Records
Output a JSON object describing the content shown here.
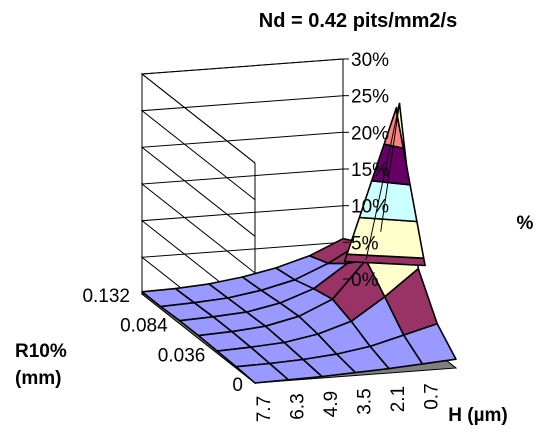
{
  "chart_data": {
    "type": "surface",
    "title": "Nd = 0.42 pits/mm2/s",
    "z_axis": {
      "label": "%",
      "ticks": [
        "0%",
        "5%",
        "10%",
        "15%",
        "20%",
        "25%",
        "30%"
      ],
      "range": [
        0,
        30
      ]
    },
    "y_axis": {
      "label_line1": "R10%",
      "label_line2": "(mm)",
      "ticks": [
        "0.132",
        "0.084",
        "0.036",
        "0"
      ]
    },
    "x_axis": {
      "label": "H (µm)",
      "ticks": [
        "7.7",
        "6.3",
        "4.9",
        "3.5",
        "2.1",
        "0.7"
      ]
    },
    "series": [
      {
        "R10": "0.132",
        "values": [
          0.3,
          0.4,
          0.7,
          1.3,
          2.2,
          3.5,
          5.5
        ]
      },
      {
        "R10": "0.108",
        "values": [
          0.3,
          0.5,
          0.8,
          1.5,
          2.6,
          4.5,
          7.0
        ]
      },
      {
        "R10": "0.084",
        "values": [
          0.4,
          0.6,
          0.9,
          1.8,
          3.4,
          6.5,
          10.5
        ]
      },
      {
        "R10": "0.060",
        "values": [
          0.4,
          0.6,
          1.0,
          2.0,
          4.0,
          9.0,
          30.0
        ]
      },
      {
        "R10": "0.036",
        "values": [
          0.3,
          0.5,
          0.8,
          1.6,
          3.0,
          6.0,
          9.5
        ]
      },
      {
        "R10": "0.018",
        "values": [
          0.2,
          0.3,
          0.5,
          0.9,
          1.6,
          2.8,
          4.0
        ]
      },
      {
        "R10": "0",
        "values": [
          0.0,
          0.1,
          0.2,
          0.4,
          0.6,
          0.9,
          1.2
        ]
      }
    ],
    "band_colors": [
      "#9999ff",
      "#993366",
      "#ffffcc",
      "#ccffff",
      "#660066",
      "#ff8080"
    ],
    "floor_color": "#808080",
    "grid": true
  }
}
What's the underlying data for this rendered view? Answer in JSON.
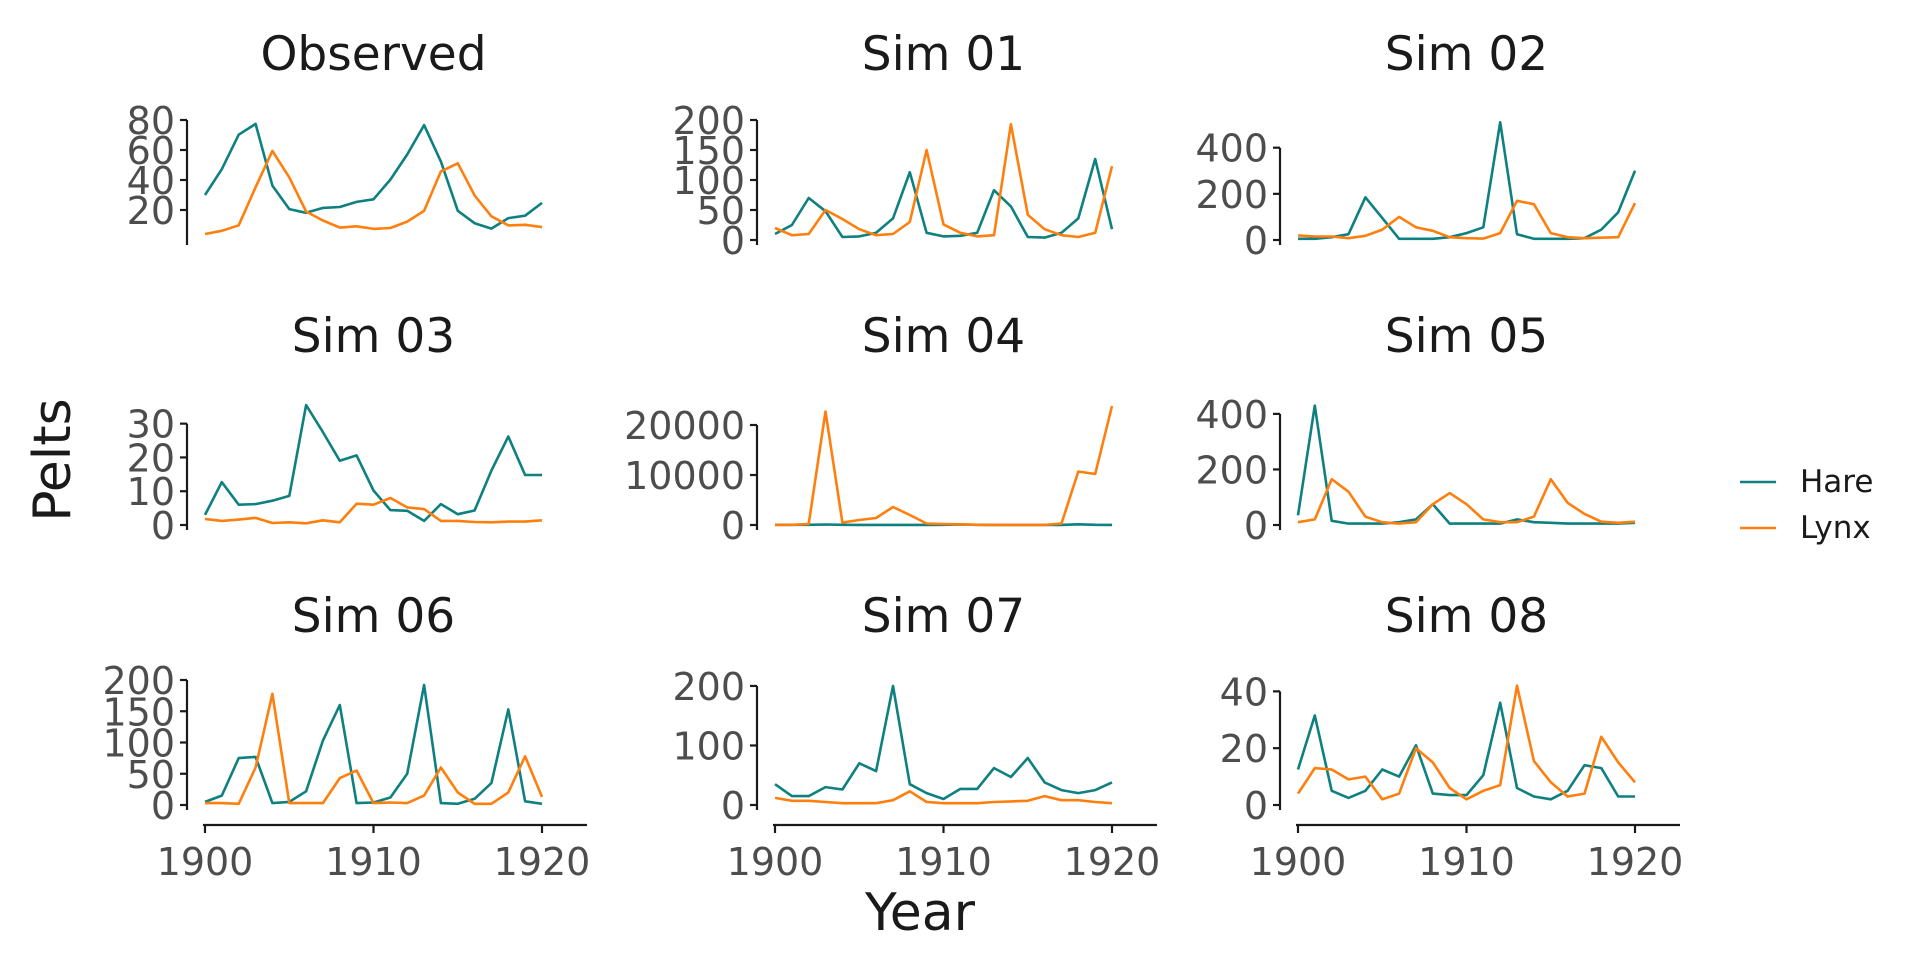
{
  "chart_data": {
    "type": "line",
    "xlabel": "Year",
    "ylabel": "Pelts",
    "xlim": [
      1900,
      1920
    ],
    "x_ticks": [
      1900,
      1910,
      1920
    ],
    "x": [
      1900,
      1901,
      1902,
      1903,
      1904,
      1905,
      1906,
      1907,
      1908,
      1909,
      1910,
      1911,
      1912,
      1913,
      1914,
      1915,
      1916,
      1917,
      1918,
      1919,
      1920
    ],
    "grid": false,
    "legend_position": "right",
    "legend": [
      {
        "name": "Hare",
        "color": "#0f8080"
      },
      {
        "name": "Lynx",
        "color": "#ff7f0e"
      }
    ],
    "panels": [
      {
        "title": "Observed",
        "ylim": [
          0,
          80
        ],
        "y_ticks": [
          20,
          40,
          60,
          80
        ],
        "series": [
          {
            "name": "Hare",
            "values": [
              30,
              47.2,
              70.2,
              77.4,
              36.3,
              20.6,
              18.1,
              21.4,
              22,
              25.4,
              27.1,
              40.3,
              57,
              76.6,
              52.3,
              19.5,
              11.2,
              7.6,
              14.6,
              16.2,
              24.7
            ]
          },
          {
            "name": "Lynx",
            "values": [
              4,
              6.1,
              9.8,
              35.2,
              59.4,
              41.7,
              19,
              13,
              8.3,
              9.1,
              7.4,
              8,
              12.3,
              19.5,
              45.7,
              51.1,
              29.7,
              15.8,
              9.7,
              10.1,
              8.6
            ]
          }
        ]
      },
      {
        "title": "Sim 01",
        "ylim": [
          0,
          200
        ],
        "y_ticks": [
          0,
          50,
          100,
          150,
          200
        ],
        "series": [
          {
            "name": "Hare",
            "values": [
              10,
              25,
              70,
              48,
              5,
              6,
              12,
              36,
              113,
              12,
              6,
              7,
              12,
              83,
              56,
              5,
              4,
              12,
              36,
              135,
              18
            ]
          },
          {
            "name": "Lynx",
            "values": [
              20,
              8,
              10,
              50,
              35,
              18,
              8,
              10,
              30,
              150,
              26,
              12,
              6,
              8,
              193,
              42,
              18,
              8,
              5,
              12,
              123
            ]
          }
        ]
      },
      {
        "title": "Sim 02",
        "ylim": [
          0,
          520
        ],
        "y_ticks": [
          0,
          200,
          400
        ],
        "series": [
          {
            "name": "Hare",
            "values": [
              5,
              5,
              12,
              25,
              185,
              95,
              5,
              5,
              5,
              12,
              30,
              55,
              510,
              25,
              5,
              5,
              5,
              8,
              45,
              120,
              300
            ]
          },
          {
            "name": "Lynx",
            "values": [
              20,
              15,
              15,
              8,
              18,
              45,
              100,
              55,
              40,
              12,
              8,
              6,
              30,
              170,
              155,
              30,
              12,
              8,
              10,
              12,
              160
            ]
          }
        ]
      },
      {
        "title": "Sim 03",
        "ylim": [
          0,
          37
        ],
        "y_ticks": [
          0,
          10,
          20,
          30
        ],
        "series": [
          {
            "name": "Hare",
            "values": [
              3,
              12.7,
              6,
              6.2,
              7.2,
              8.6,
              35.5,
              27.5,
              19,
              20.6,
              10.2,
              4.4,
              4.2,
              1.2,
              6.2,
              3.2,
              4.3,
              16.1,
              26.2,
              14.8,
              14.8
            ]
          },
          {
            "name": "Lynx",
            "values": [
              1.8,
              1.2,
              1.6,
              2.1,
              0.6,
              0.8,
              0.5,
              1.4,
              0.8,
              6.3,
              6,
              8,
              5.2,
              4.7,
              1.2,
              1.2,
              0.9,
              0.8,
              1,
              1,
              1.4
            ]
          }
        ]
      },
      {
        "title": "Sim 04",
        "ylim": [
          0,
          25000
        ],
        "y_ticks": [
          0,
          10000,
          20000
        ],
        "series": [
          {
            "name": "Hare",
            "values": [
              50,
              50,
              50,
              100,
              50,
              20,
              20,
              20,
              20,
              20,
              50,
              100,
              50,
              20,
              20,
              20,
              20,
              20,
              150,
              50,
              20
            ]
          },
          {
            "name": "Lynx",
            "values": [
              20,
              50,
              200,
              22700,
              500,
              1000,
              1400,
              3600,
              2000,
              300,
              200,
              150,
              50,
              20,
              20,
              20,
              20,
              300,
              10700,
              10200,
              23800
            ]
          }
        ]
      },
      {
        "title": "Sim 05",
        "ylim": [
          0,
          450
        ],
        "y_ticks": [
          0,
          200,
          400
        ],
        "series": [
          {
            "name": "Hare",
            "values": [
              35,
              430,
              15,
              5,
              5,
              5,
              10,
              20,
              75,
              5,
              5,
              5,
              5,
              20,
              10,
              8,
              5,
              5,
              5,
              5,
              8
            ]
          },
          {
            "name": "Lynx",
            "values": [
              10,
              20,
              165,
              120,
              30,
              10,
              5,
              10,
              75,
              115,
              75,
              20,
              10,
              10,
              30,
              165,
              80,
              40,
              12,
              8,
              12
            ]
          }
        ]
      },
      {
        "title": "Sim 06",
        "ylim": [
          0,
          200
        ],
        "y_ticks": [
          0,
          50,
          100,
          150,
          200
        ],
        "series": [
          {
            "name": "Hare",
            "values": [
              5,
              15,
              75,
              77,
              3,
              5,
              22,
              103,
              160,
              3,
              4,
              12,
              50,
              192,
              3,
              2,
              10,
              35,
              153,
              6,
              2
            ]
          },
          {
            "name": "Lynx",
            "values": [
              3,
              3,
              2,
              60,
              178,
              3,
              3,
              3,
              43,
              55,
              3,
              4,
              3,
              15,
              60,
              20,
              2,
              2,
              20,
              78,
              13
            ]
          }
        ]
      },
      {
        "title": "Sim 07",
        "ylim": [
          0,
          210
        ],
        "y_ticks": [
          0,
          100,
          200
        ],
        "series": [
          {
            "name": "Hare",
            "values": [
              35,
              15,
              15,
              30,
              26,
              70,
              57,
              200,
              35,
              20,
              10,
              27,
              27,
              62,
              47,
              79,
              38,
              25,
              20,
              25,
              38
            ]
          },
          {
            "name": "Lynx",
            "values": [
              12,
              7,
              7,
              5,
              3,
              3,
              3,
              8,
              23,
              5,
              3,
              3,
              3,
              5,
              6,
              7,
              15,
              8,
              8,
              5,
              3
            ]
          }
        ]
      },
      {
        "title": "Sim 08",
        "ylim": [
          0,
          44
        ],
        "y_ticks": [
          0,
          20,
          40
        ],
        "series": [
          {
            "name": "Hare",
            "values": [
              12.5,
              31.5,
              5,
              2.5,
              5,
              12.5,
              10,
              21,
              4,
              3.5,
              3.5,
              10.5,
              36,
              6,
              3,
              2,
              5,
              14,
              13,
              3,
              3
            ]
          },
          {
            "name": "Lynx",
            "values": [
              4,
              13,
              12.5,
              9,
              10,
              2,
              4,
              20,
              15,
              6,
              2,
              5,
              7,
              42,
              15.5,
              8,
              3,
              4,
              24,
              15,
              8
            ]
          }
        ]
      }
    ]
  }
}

--

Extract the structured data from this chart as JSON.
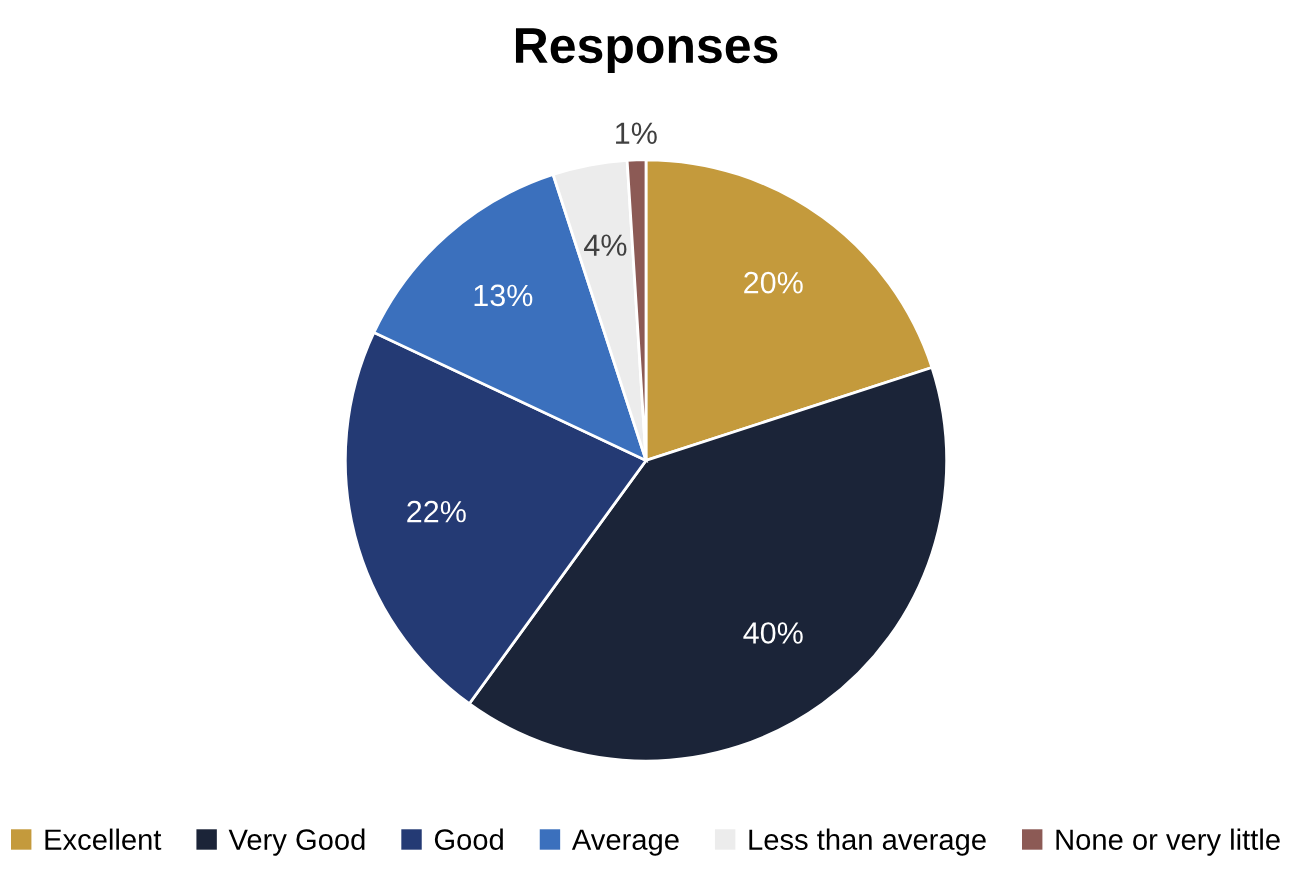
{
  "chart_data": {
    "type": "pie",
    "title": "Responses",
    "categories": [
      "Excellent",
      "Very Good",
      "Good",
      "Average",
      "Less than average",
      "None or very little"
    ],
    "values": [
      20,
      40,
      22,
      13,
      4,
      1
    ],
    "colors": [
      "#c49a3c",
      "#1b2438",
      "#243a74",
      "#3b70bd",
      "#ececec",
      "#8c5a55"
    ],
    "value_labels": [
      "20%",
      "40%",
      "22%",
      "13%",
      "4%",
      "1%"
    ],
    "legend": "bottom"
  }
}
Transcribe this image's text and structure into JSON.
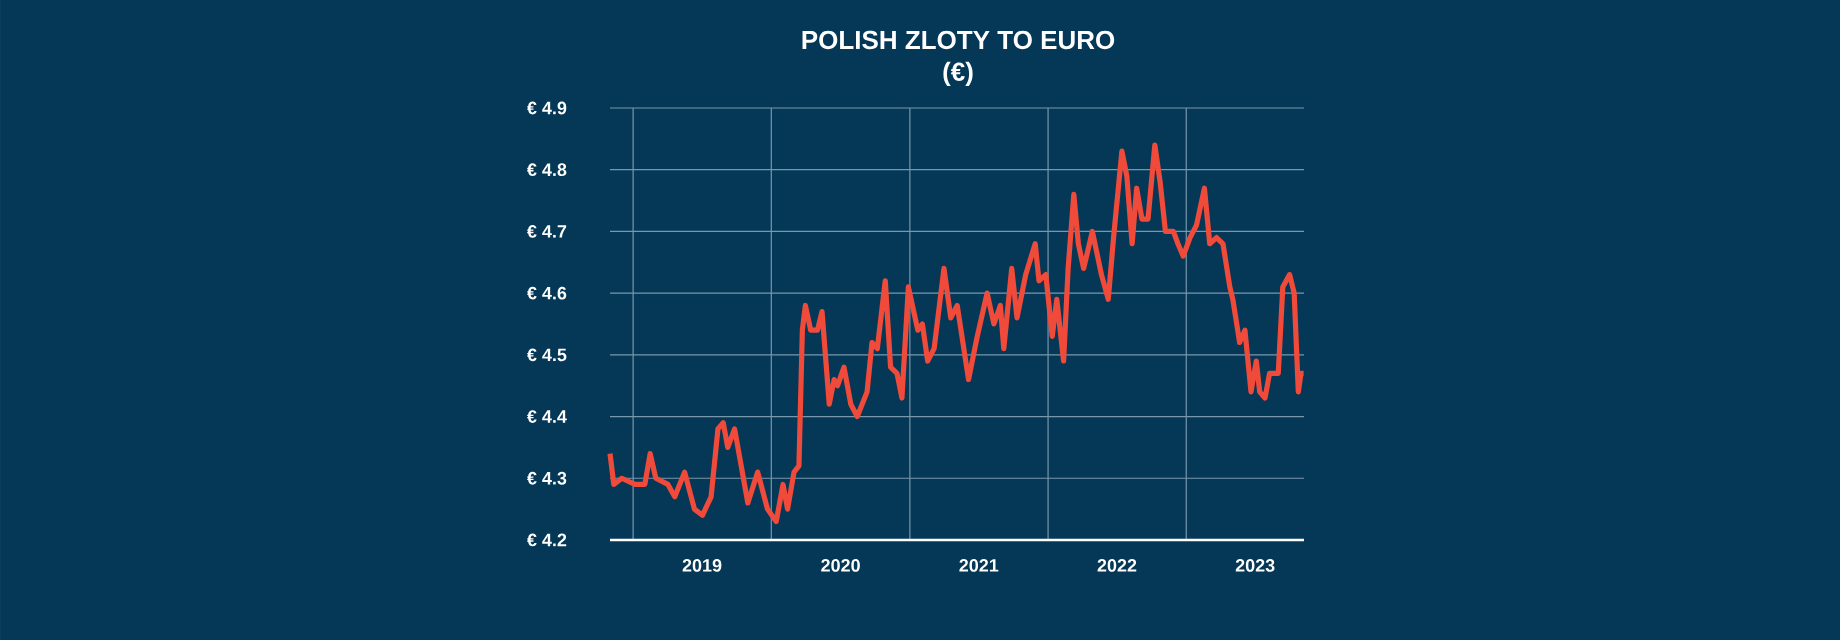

:: Task statement ::
Of the lines above, copy only those from the one holding "Extract the structured" to the one holding "Transcribe this image's", both included, and exclude every image.

:: Response ::
Extract the structured data from this chart as JSON.
{
  "chart_data": {
    "type": "pie",
    "title": "Responses",
    "categories": [
      "Excellent",
      "Very Good",
      "Good",
      "Average",
      "Less than average",
      "None or very little"
    ],
    "values": [
      20,
      40,
      22,
      13,
      4,
      1
    ],
    "colors": [
      "#c49a3c",
      "#1b2438",
      "#243a74",
      "#3b70bd",
      "#ececec",
      "#8c5a55"
    ],
    "value_labels": [
      "20%",
      "40%",
      "22%",
      "13%",
      "4%",
      "1%"
    ],
    "legend": "bottom"
  }
}
Transcribe this image's text and structure into JSON.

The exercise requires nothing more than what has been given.